Data excerpts:
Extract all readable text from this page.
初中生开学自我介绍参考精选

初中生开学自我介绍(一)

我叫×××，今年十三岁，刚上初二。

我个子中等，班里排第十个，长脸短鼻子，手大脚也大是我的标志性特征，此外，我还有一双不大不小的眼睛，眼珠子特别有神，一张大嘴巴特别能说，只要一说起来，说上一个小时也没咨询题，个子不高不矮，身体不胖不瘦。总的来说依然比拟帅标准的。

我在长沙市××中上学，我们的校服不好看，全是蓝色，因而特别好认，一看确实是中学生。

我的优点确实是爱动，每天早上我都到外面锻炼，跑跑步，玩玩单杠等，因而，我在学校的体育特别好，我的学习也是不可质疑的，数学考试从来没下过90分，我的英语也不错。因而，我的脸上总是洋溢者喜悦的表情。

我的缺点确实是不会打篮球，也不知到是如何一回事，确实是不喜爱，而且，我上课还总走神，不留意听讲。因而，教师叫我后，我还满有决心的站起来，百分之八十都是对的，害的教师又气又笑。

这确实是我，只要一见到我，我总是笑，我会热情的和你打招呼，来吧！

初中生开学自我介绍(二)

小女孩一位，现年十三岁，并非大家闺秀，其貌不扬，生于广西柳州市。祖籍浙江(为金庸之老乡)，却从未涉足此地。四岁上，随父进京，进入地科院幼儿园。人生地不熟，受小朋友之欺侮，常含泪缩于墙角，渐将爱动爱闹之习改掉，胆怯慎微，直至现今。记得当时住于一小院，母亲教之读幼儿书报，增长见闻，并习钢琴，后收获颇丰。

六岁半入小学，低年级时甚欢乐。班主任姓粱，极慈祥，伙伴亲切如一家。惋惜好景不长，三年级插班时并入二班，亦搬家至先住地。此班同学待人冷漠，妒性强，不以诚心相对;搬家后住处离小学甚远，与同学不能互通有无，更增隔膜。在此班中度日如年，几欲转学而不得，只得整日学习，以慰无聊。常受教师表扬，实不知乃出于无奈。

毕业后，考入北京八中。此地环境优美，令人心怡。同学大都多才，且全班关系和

WHAT IS ASKED: Quote the entire listing above exactly.

REPLY:
Extract all readable text from this page.
初中生开学自我介绍参考精选

初中生开学自我介绍(一)

我叫×××，今年十三岁，刚上初二。

我个子中等，班里排第十个，长脸短鼻子，手大脚也大是我的标志性特征，此外，我还有一双不大不小的眼睛，眼珠子特别有神，一张大嘴巴特别能说，只要一说起来，说上一个小时也没咨询题，个子不高不矮，身体不胖不瘦。总的来说依然比拟帅标准的。

我在长沙市××中上学，我们的校服不好看，全是蓝色，因而特别好认，一看确实是中学生。

我的优点确实是爱动，每天早上我都到外面锻炼，跑跑步，玩玩单杠等，因而，我在学校的体育特别好，我的学习也是不可质疑的，数学考试从来没下过90分，我的英语也不错。因而，我的脸上总是洋溢者喜悦的表情。

我的缺点确实是不会打篮球，也不知到是如何一回事，确实是不喜爱，而且，我上课还总走神，不留意听讲。因而，教师叫我后，我还满有决心的站起来，百分之八十都是对的，害的教师又气又笑。

这确实是我，只要一见到我，我总是笑，我会热情的和你打招呼，来吧！

初中生开学自我介绍(二)

小女孩一位，现年十三岁，并非大家闺秀，其貌不扬，生于广西柳州市。祖籍浙江(为金庸之老乡)，却从未涉足此地。四岁上，随父进京，进入地科院幼儿园。人生地不熟，受小朋友之欺侮，常含泪缩于墙角，渐将爱动爱闹之习改掉，胆怯慎微，直至现今。记得当时住于一小院，母亲教之读幼儿书报，增长见闻，并习钢琴，后收获颇丰。

六岁半入小学，低年级时甚欢乐。班主任姓粱，极慈祥，伙伴亲切如一家。惋惜好景不长，三年级插班时并入二班，亦搬家至先住地。此班同学待人冷漠，妒性强，不以诚心相对;搬家后住处离小学甚远，与同学不能互通有无，更增隔膜。在此班中度日如年，几欲转学而不得，只得整日学习，以慰无聊。常受教师表扬，实不知乃出于无奈。

毕业后，考入北京八中。此地环境优美，令人心怡。同学大都多才，且全班关系和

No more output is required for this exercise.